- [Task statement] Check every line of the entries for "Salvador", and copy the lines that hold it.

══ Records for the task ══

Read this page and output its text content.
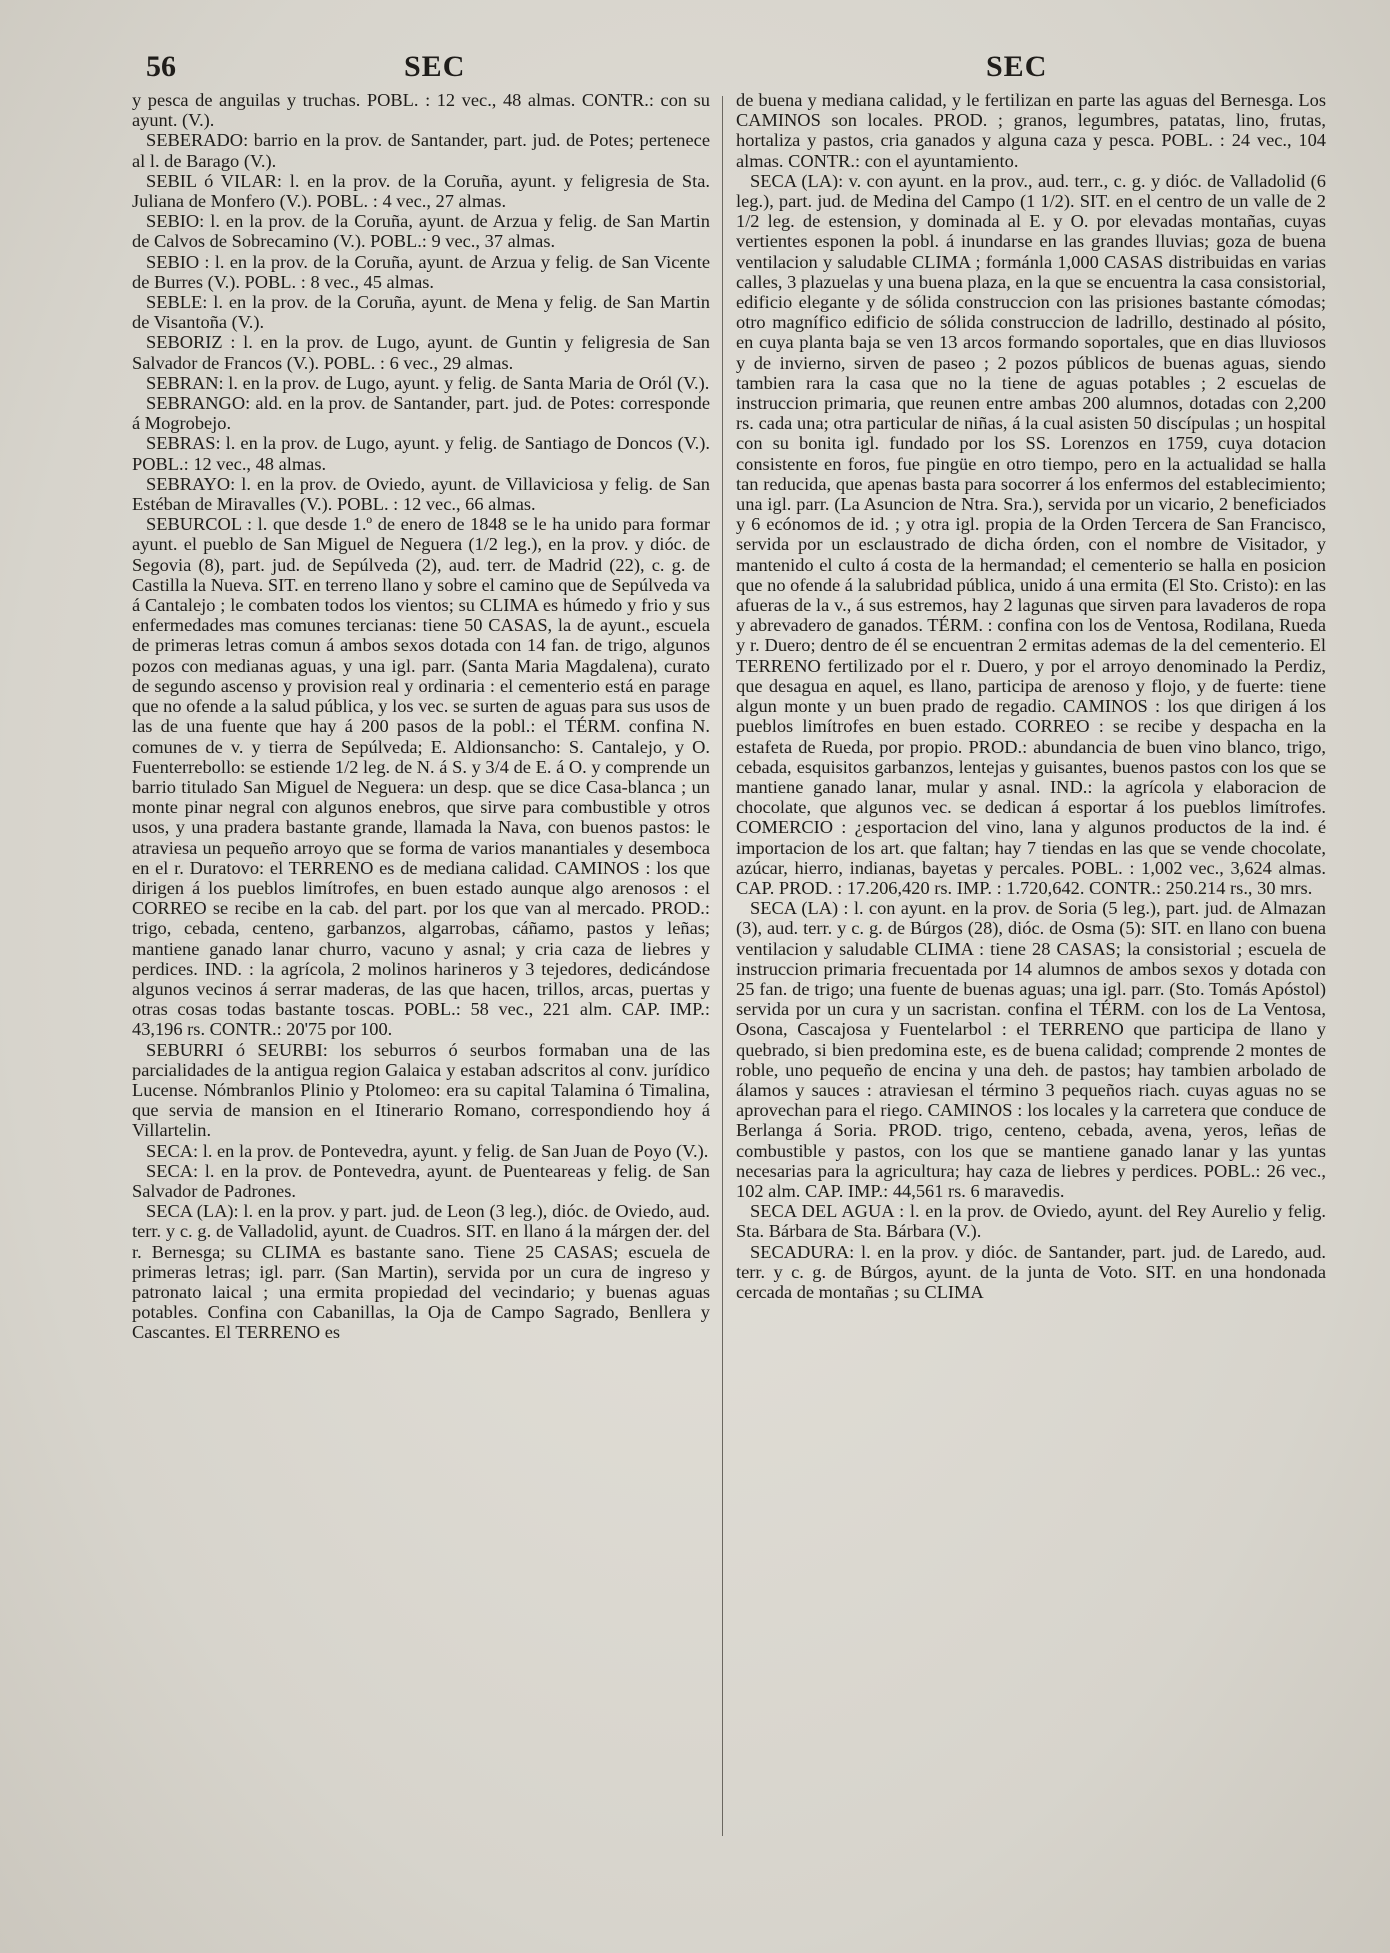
56	SEC	SEC

y pesca de anguilas y truchas. POBL. : 12 vec., 48 almas. CONTR.: con su ayunt. (V.).

SEBERADO: barrio en la prov. de Santander, part. jud. de Potes; pertenece al l. de Barago (V.).

SEBIL ó VILAR: l. en la prov. de la Coruña, ayunt. y feligresia de Sta. Juliana de Monfero (V.). POBL. : 4 vec., 27 almas.

SEBIO: l. en la prov. de la Coruña, ayunt. de Arzua y felig. de San Martin de Calvos de Sobrecamino (V.). POBL.: 9 vec., 37 almas.

SEBIO : l. en la prov. de la Coruña, ayunt. de Arzua y felig. de San Vicente de Burres (V.). POBL. : 8 vec., 45 almas.

SEBLE: l. en la prov. de la Coruña, ayunt. de Mena y felig. de San Martin de Visantoña (V.).

SEBORIZ : l. en la prov. de Lugo, ayunt. de Guntin y feligresia de San Salvador de Francos (V.). POBL. : 6 vec., 29 almas.

SEBRAN: l. en la prov. de Lugo, ayunt. y felig. de Santa Maria de Oról (V.).

SEBRANGO: ald. en la prov. de Santander, part. jud. de Potes: corresponde á Mogrobejo.

SEBRAS: l. en la prov. de Lugo, ayunt. y felig. de Santiago de Doncos (V.). POBL.: 12 vec., 48 almas.

SEBRAYO: l. en la prov. de Oviedo, ayunt. de Villaviciosa y felig. de San Estéban de Miravalles (V.). POBL. : 12 vec., 66 almas.

SEBURCOL : l. que desde 1.º de enero de 1848 se le ha unido para formar ayunt. el pueblo de San Miguel de Neguera (1/2 leg.), en la prov. y dióc. de Segovia (8), part. jud. de Sepúlveda (2), aud. terr. de Madrid (22), c. g. de Castilla la Nueva. SIT. en terreno llano y sobre el camino que de Sepúlveda va á Cantalejo ; le combaten todos los vientos; su CLIMA es húmedo y frio y sus enfermedades mas comunes tercianas: tiene 50 CASAS, la de ayunt., escuela de primeras letras comun á ambos sexos dotada con 14 fan. de trigo, algunos pozos con medianas aguas, y una igl. parr. (Santa Maria Magdalena), curato de segundo ascenso y provision real y ordinaria : el cementerio está en parage que no ofende a la salud pública, y los vec. se surten de aguas para sus usos de las de una fuente que hay á 200 pasos de la pobl.: el TÉRM. confina N. comunes de v. y tierra de Sepúlveda; E. Aldionsancho: S. Cantalejo, y O. Fuenterrebollo: se estiende 1/2 leg. de N. á S. y 3/4 de E. á O. y comprende un barrio titulado San Miguel de Neguera: un desp. que se dice Casa-blanca ; un monte pinar negral con algunos enebros, que sirve para combustible y otros usos, y una pradera bastante grande, llamada la Nava, con buenos pastos: le atraviesa un pequeño arroyo que se forma de varios manantiales y desemboca en el r. Duratovo: el TERRENO es de mediana calidad. CAMINOS : los que dirigen á los pueblos limítrofes, en buen estado aunque algo arenosos : el CORREO se recibe en la cab. del part. por los que van al mercado. PROD.: trigo, cebada, centeno, garbanzos, algarrobas, cáñamo, pastos y leñas; mantiene ganado lanar churro, vacuno y asnal; y cria caza de liebres y perdices. IND. : la agrícola, 2 molinos harineros y 3 tejedores, dedicándose algunos vecinos á serrar maderas, de las que hacen, trillos, arcas, puertas y otras cosas todas bastante toscas. POBL.: 58 vec., 221 alm. CAP. IMP.: 43,196 rs. CONTR.: 20'75 por 100.

SEBURRI ó SEURBI: los seburros ó seurbos formaban una de las parcialidades de la antigua region Galaica y estaban adscritos al conv. jurídico Lucense. Nómbranlos Plinio y Ptolomeo: era su capital Talamina ó Timalina, que servia de mansion en el Itinerario Romano, correspondiendo hoy á Villartelin.

SECA: l. en la prov. de Pontevedra, ayunt. y felig. de San Juan de Poyo (V.).

SECA: l. en la prov. de Pontevedra, ayunt. de Puenteareas y felig. de San Salvador de Padrones.

SECA (LA): l. en la prov. y part. jud. de Leon (3 leg.), dióc. de Oviedo, aud. terr. y c. g. de Valladolid, ayunt. de Cuadros. SIT. en llano á la márgen der. del r. Bernesga; su CLIMA es bastante sano. Tiene 25 CASAS; escuela de primeras letras; igl. parr. (San Martin), servida por un cura de ingreso y patronato laical ; una ermita propiedad del vecindario; y buenas aguas potables. Confina con Cabanillas, la Oja de Campo Sagrado, Benllera y Cascantes. El TERRENO es

de buena y mediana calidad, y le fertilizan en parte las aguas del Bernesga. Los CAMINOS son locales. PROD. ; granos, legumbres, patatas, lino, frutas, hortaliza y pastos, cria ganados y alguna caza y pesca. POBL. : 24 vec., 104 almas. CONTR.: con el ayuntamiento.

SECA (LA): v. con ayunt. en la prov., aud. terr., c. g. y dióc. de Valladolid (6 leg.), part. jud. de Medina del Campo (1 1/2). SIT. en el centro de un valle de 2 1/2 leg. de estension, y dominada al E. y O. por elevadas montañas, cuyas vertientes esponen la pobl. á inundarse en las grandes lluvias; goza de buena ventilacion y saludable CLIMA ; formánla 1,000 CASAS distribuidas en varias calles, 3 plazuelas y una buena plaza, en la que se encuentra la casa consistorial, edificio elegante y de sólida construccion con las prisiones bastante cómodas; otro magnífico edificio de sólida construccion de ladrillo, destinado al pósito, en cuya planta baja se ven 13 arcos formando soportales, que en dias lluviosos y de invierno, sirven de paseo ; 2 pozos públicos de buenas aguas, siendo tambien rara la casa que no la tiene de aguas potables ; 2 escuelas de instruccion primaria, que reunen entre ambas 200 alumnos, dotadas con 2,200 rs. cada una; otra particular de niñas, á la cual asisten 50 discípulas ; un hospital con su bonita igl. fundado por los SS. Lorenzos en 1759, cuya dotacion consistente en foros, fue pingüe en otro tiempo, pero en la actualidad se halla tan reducida, que apenas basta para socorrer á los enfermos del establecimiento; una igl. parr. (La Asuncion de Ntra. Sra.), servida por un vicario, 2 beneficiados y 6 ecónomos de id. ; y otra igl. propia de la Orden Tercera de San Francisco, servida por un esclaustrado de dicha órden, con el nombre de Visitador, y mantenido el culto á costa de la hermandad; el cementerio se halla en posicion que no ofende á la salubridad pública, unido á una ermita (El Sto. Cristo): en las afueras de la v., á sus estremos, hay 2 lagunas que sirven para lavaderos de ropa y abrevadero de ganados. TÉRM. : confina con los de Ventosa, Rodilana, Rueda y r. Duero; dentro de él se encuentran 2 ermitas ademas de la del cementerio. El TERRENO fertilizado por el r. Duero, y por el arroyo denominado la Perdiz, que desagua en aquel, es llano, participa de arenoso y flojo, y de fuerte: tiene algun monte y un buen prado de regadio. CAMINOS : los que dirigen á los pueblos limítrofes en buen estado. CORREO : se recibe y despacha en la estafeta de Rueda, por propio. PROD.: abundancia de buen vino blanco, trigo, cebada, esquisitos garbanzos, lentejas y guisantes, buenos pastos con los que se mantiene ganado lanar, mular y asnal. IND.: la agrícola y elaboracion de chocolate, que algunos vec. se dedican á esportar á los pueblos limítrofes. COMERCIO : ¿esportacion del vino, lana y algunos productos de la ind. é importacion de los art. que faltan; hay 7 tiendas en las que se vende chocolate, azúcar, hierro, indianas, bayetas y percales. POBL. : 1,002 vec., 3,624 almas. CAP. PROD. : 17.206,420 rs. IMP. : 1.720,642. CONTR.: 250.214 rs., 30 mrs.

SECA (LA) : l. con ayunt. en la prov. de Soria (5 leg.), part. jud. de Almazan (3), aud. terr. y c. g. de Búrgos (28), dióc. de Osma (5): SIT. en llano con buena ventilacion y saludable CLIMA : tiene 28 CASAS; la consistorial ; escuela de instruccion primaria frecuentada por 14 alumnos de ambos sexos y dotada con 25 fan. de trigo; una fuente de buenas aguas; una igl. parr. (Sto. Tomás Apóstol) servida por un cura y un sacristan. confina el TÉRM. con los de La Ventosa, Osona, Cascajosa y Fuentelarbol : el TERRENO que participa de llano y quebrado, si bien predomina este, es de buena calidad; comprende 2 montes de roble, uno pequeño de encina y una deh. de pastos; hay tambien arbolado de álamos y sauces : atraviesan el término 3 pequeños riach. cuyas aguas no se aprovechan para el riego. CAMINOS : los locales y la carretera que conduce de Berlanga á Soria. PROD. trigo, centeno, cebada, avena, yeros, leñas de combustible y pastos, con los que se mantiene ganado lanar y las yuntas necesarias para la agricultura; hay caza de liebres y perdices. POBL.: 26 vec., 102 alm. CAP. IMP.: 44,561 rs. 6 maravedis.

SECA DEL AGUA : l. en la prov. de Oviedo, ayunt. del Rey Aurelio y felig. Sta. Bárbara de Sta. Bárbara (V.).

SECADURA: l. en la prov. y dióc. de Santander, part. jud. de Laredo, aud. terr. y c. g. de Búrgos, ayunt. de la junta de Voto. SIT. en una hondonada cercada de montañas ; su CLIMA
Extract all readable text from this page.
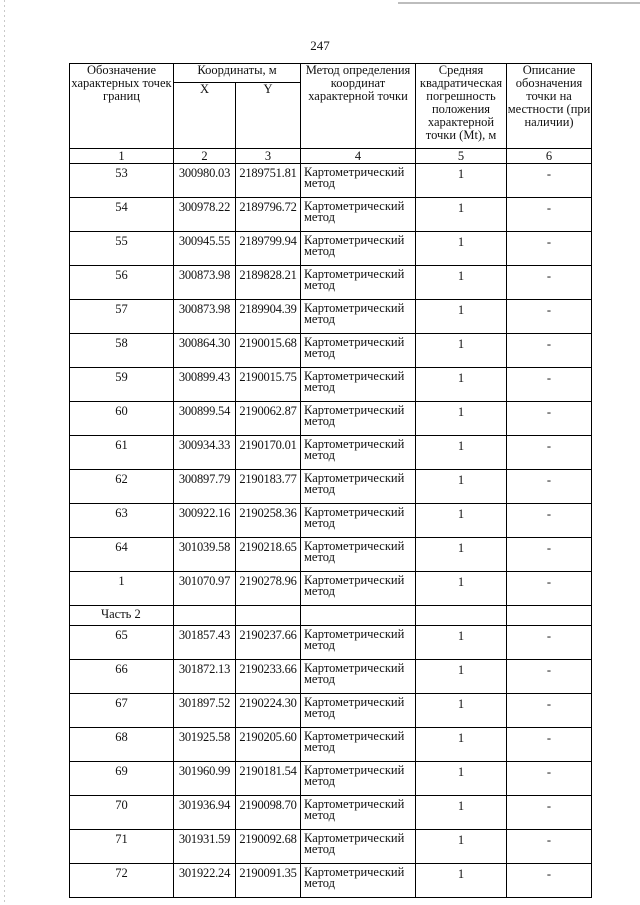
247
Обозначение характерных точек границ	Координаты, м		Метод определения координат характерной точки	Средняя квадратическая погрешность положения характерной точки (Mt), м	Описание обозначения точки на местности (при наличии)
	X	Y			
1	2	3	4	5	6
53	300980.03	2189751.81	Картометрический метод	1	-
54	300978.22	2189796.72	Картометрический метод	1	-
55	300945.55	2189799.94	Картометрический метод	1	-
56	300873.98	2189828.21	Картометрический метод	1	-
57	300873.98	2189904.39	Картометрический метод	1	-
58	300864.30	2190015.68	Картометрический метод	1	-
59	300899.43	2190015.75	Картометрический метод	1	-
60	300899.54	2190062.87	Картометрический метод	1	-
61	300934.33	2190170.01	Картометрический метод	1	-
62	300897.79	2190183.77	Картометрический метод	1	-
63	300922.16	2190258.36	Картометрический метод	1	-
64	301039.58	2190218.65	Картометрический метод	1	-
1	301070.97	2190278.96	Картометрический метод	1	-
Часть 2					
65	301857.43	2190237.66	Картометрический метод	1	-
66	301872.13	2190233.66	Картометрический метод	1	-
67	301897.52	2190224.30	Картометрический метод	1	-
68	301925.58	2190205.60	Картометрический метод	1	-
69	301960.99	2190181.54	Картометрический метод	1	-
70	301936.94	2190098.70	Картометрический метод	1	-
71	301931.59	2190092.68	Картометрический метод	1	-
72	301922.24	2190091.35	Картометрический метод	1	-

═══

- [Exercise response]
SEBORIZ : l. en la prov. de Lugo, ayunt. de Guntin y feligresia de San Salvador de Francos (V.). POBL. : 6 vec., 29 almas.
SECA: l. en la prov. de Pontevedra, ayunt. de Puenteareas y felig. de San Salvador de Padrones.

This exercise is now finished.